● **Dataset content**
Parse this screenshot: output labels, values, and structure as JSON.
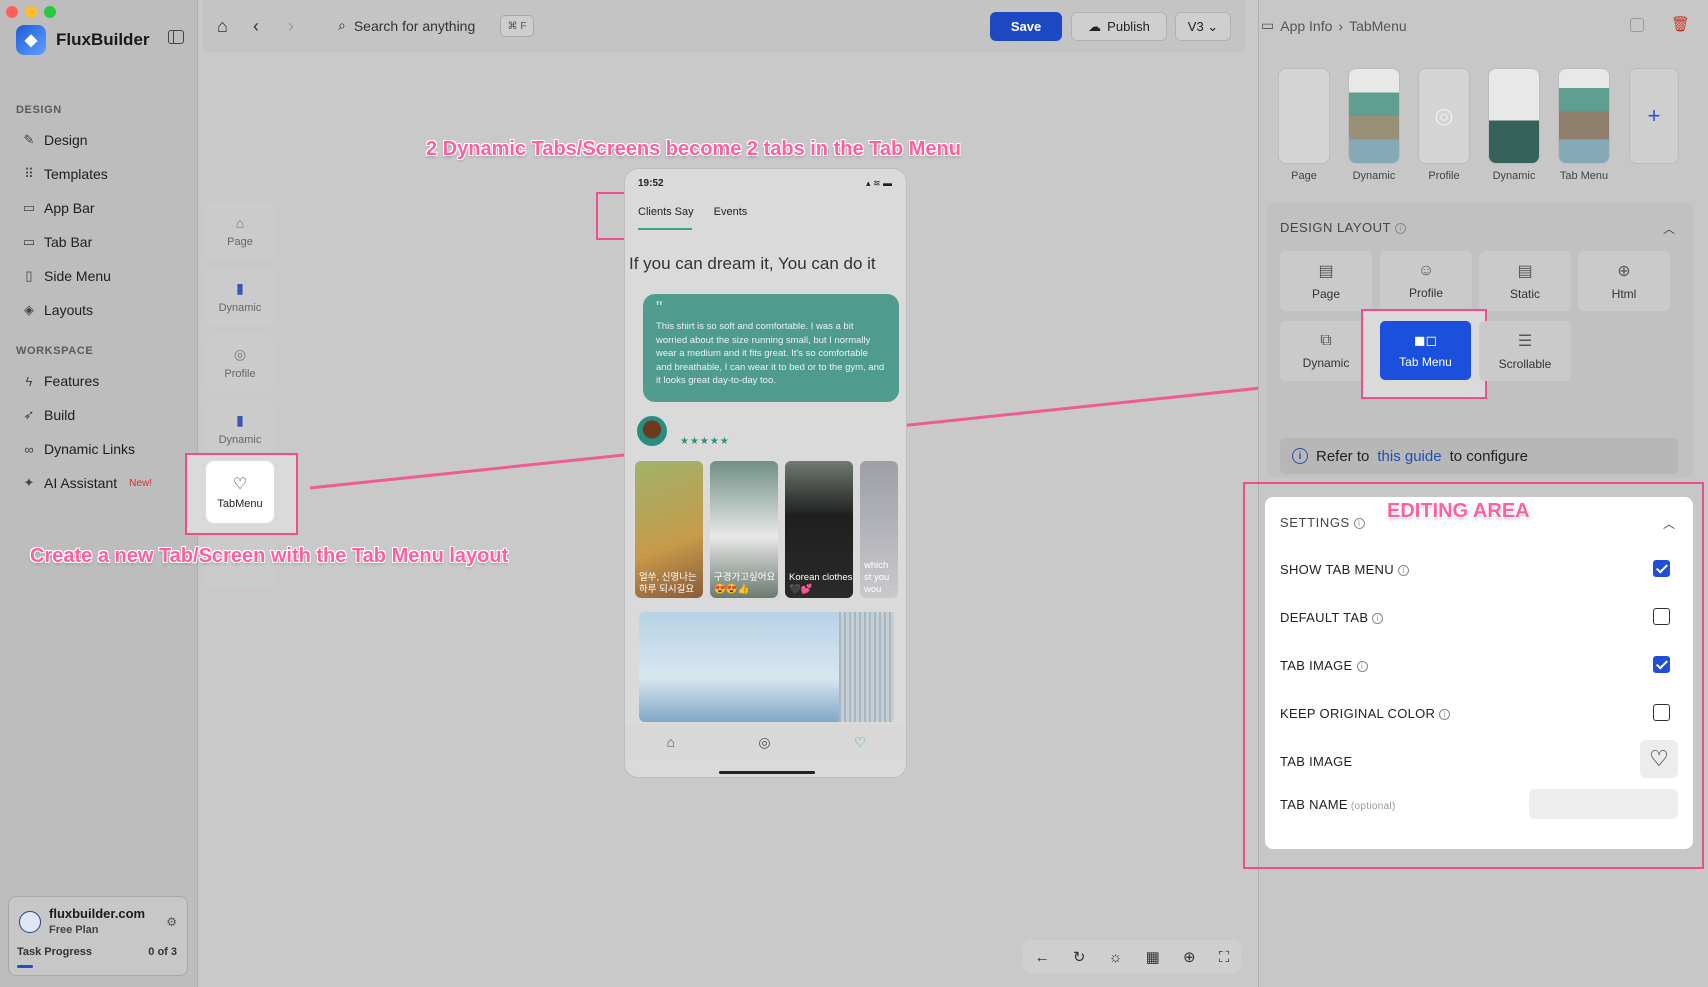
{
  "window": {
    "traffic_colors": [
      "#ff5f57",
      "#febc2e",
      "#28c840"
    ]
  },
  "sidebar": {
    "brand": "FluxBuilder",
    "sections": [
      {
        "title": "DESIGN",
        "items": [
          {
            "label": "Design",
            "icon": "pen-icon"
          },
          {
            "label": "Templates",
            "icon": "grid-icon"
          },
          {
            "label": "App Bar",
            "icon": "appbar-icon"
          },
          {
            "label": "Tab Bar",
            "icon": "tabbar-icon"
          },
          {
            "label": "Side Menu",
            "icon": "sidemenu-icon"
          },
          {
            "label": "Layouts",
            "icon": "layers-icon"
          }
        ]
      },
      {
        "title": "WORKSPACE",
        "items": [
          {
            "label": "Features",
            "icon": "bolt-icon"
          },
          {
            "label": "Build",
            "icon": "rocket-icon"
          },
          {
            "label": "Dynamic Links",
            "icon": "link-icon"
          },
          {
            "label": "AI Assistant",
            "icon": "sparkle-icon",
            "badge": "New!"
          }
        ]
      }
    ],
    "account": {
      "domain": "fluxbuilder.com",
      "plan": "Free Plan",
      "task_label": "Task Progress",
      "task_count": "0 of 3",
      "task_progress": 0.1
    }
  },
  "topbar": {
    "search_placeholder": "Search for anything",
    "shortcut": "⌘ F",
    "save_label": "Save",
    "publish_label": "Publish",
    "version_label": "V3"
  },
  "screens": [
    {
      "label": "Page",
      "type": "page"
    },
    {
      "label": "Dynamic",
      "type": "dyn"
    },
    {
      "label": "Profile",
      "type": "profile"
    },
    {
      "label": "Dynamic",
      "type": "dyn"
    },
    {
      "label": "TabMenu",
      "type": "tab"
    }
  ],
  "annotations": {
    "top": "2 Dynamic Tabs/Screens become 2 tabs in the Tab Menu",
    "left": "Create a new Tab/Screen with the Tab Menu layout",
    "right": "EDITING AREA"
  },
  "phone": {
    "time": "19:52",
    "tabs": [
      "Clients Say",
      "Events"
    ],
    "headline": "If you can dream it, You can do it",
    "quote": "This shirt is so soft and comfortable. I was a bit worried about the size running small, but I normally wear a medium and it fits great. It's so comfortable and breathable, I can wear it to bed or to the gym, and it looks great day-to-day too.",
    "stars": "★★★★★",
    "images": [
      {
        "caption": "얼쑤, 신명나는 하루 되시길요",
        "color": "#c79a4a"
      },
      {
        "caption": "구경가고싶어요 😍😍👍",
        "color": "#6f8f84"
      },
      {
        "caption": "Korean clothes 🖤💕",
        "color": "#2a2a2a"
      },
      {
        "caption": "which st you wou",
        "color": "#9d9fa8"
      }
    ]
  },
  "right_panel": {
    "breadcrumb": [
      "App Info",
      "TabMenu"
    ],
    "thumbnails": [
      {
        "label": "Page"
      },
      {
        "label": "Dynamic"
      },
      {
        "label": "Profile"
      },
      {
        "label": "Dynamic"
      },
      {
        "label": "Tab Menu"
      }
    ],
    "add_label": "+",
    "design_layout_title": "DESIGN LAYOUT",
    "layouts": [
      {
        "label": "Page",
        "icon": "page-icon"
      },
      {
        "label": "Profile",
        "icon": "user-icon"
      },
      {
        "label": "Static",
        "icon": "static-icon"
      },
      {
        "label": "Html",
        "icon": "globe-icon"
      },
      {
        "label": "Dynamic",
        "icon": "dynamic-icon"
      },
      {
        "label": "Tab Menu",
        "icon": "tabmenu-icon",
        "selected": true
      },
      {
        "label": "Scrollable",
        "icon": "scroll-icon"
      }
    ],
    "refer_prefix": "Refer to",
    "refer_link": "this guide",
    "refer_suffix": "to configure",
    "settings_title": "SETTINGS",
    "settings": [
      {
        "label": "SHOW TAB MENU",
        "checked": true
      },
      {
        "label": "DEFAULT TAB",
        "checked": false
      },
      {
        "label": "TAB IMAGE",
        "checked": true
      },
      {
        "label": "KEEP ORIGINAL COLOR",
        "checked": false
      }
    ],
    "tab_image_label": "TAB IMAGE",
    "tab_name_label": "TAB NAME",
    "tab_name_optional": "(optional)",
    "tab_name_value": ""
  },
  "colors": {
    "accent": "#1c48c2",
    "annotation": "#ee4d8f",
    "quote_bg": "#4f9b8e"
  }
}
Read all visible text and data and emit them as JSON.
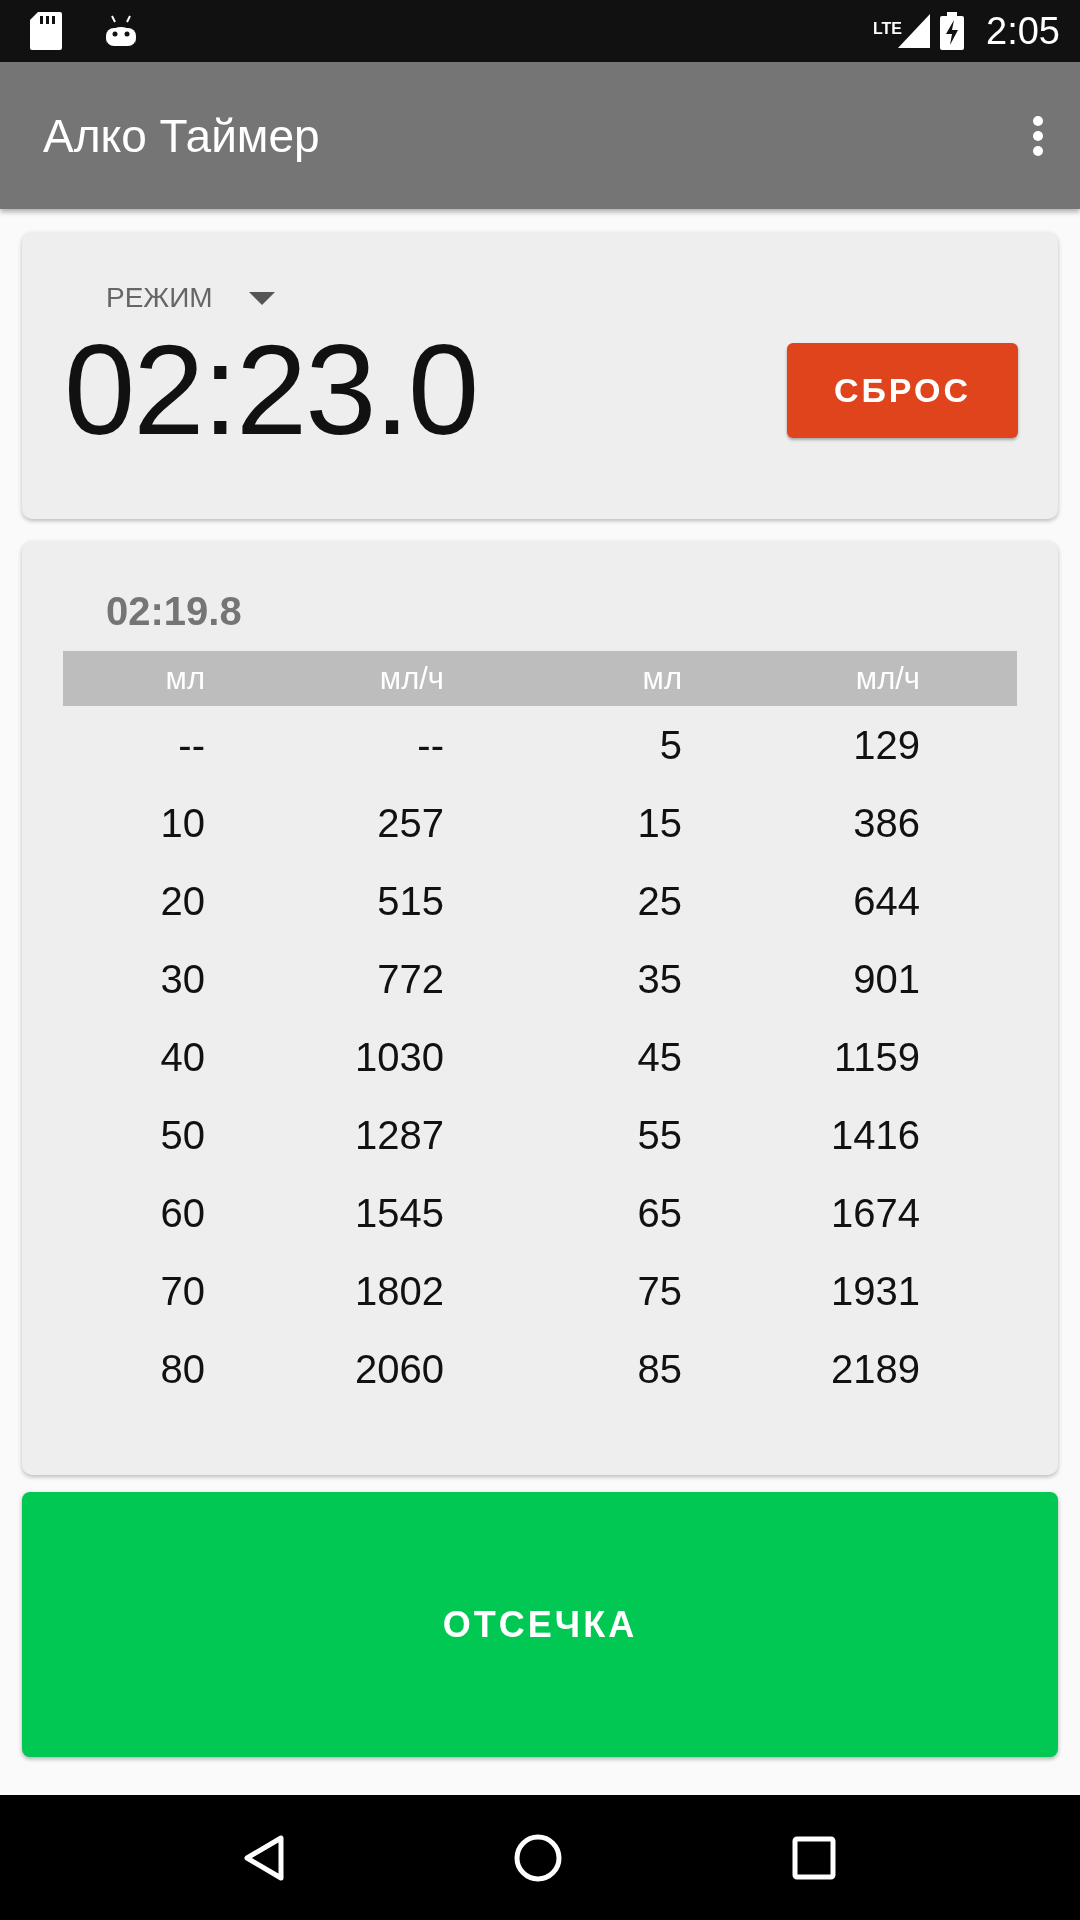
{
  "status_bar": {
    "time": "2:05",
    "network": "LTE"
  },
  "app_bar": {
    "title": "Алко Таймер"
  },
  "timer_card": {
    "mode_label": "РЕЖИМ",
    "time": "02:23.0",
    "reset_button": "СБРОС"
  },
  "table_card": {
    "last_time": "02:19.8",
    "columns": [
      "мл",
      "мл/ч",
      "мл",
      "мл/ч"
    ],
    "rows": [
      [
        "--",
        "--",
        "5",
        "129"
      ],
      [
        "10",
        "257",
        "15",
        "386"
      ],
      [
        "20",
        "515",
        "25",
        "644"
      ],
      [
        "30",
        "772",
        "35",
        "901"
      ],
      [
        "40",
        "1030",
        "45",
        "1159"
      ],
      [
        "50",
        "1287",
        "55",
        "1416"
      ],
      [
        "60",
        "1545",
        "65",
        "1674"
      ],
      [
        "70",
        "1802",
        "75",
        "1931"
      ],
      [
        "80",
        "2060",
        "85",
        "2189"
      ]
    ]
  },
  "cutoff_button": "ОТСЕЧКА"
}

● **Written task**
Give every line above again exactly, with no pictures.

● **Output for this exercise**
Parse this screenshot: output labels, values, and structure as JSON.
{
  "window": {
    "traffic_colors": [
      "#ff5f57",
      "#febc2e",
      "#28c840"
    ]
  },
  "sidebar": {
    "brand": "FluxBuilder",
    "sections": [
      {
        "title": "DESIGN",
        "items": [
          {
            "label": "Design",
            "icon": "pen-icon"
          },
          {
            "label": "Templates",
            "icon": "grid-icon"
          },
          {
            "label": "App Bar",
            "icon": "appbar-icon"
          },
          {
            "label": "Tab Bar",
            "icon": "tabbar-icon"
          },
          {
            "label": "Side Menu",
            "icon": "sidemenu-icon"
          },
          {
            "label": "Layouts",
            "icon": "layers-icon"
          }
        ]
      },
      {
        "title": "WORKSPACE",
        "items": [
          {
            "label": "Features",
            "icon": "bolt-icon"
          },
          {
            "label": "Build",
            "icon": "rocket-icon"
          },
          {
            "label": "Dynamic Links",
            "icon": "link-icon"
          },
          {
            "label": "AI Assistant",
            "icon": "sparkle-icon",
            "badge": "New!"
          }
        ]
      }
    ],
    "account": {
      "domain": "fluxbuilder.com",
      "plan": "Free Plan",
      "task_label": "Task Progress",
      "task_count": "0 of 3",
      "task_progress": 0.1
    }
  },
  "topbar": {
    "search_placeholder": "Search for anything",
    "shortcut": "⌘ F",
    "save_label": "Save",
    "publish_label": "Publish",
    "version_label": "V3"
  },
  "screens": [
    {
      "label": "Page",
      "type": "page"
    },
    {
      "label": "Dynamic",
      "type": "dyn"
    },
    {
      "label": "Profile",
      "type": "profile"
    },
    {
      "label": "Dynamic",
      "type": "dyn"
    },
    {
      "label": "TabMenu",
      "type": "tab"
    }
  ],
  "annotations": {
    "top": "2 Dynamic Tabs/Screens become 2 tabs in the Tab Menu",
    "left": "Create a new Tab/Screen with the Tab Menu layout",
    "right": "EDITING AREA"
  },
  "phone": {
    "time": "19:52",
    "tabs": [
      "Clients Say",
      "Events"
    ],
    "headline": "If you can dream it, You can do it",
    "quote": "This shirt is so soft and comfortable. I was a bit worried about the size running small, but I normally wear a medium and it fits great. It's so comfortable and breathable, I can wear it to bed or to the gym, and it looks great day-to-day too.",
    "stars": "★★★★★",
    "images": [
      {
        "caption": "얼쑤, 신명나는 하루 되시길요",
        "color": "#c79a4a"
      },
      {
        "caption": "구경가고싶어요 😍😍👍",
        "color": "#6f8f84"
      },
      {
        "caption": "Korean clothes 🖤💕",
        "color": "#2a2a2a"
      },
      {
        "caption": "which st you wou",
        "color": "#9d9fa8"
      }
    ]
  },
  "right_panel": {
    "breadcrumb": [
      "App Info",
      "TabMenu"
    ],
    "thumbnails": [
      {
        "label": "Page"
      },
      {
        "label": "Dynamic"
      },
      {
        "label": "Profile"
      },
      {
        "label": "Dynamic"
      },
      {
        "label": "Tab Menu"
      }
    ],
    "add_label": "+",
    "design_layout_title": "DESIGN LAYOUT",
    "layouts": [
      {
        "label": "Page",
        "icon": "page-icon"
      },
      {
        "label": "Profile",
        "icon": "user-icon"
      },
      {
        "label": "Static",
        "icon": "static-icon"
      },
      {
        "label": "Html",
        "icon": "globe-icon"
      },
      {
        "label": "Dynamic",
        "icon": "dynamic-icon"
      },
      {
        "label": "Tab Menu",
        "icon": "tabmenu-icon",
        "selected": true
      },
      {
        "label": "Scrollable",
        "icon": "scroll-icon"
      }
    ],
    "refer_prefix": "Refer to",
    "refer_link": "this guide",
    "refer_suffix": "to configure",
    "settings_title": "SETTINGS",
    "settings": [
      {
        "label": "SHOW TAB MENU",
        "checked": true
      },
      {
        "label": "DEFAULT TAB",
        "checked": false
      },
      {
        "label": "TAB IMAGE",
        "checked": true
      },
      {
        "label": "KEEP ORIGINAL COLOR",
        "checked": false
      }
    ],
    "tab_image_label": "TAB IMAGE",
    "tab_name_label": "TAB NAME",
    "tab_name_optional": "(optional)",
    "tab_name_value": ""
  },
  "colors": {
    "accent": "#1c48c2",
    "annotation": "#ee4d8f",
    "quote_bg": "#4f9b8e"
  }
}
Read all visible text and data and emit them as JSON.
{
  "status_bar": {
    "time": "2:05",
    "network": "LTE"
  },
  "app_bar": {
    "title": "Алко Таймер"
  },
  "timer_card": {
    "mode_label": "РЕЖИМ",
    "time": "02:23.0",
    "reset_button": "СБРОС"
  },
  "table_card": {
    "last_time": "02:19.8",
    "columns": [
      "мл",
      "мл/ч",
      "мл",
      "мл/ч"
    ],
    "rows": [
      [
        "--",
        "--",
        "5",
        "129"
      ],
      [
        "10",
        "257",
        "15",
        "386"
      ],
      [
        "20",
        "515",
        "25",
        "644"
      ],
      [
        "30",
        "772",
        "35",
        "901"
      ],
      [
        "40",
        "1030",
        "45",
        "1159"
      ],
      [
        "50",
        "1287",
        "55",
        "1416"
      ],
      [
        "60",
        "1545",
        "65",
        "1674"
      ],
      [
        "70",
        "1802",
        "75",
        "1931"
      ],
      [
        "80",
        "2060",
        "85",
        "2189"
      ]
    ]
  },
  "cutoff_button": "ОТСЕЧКА"
}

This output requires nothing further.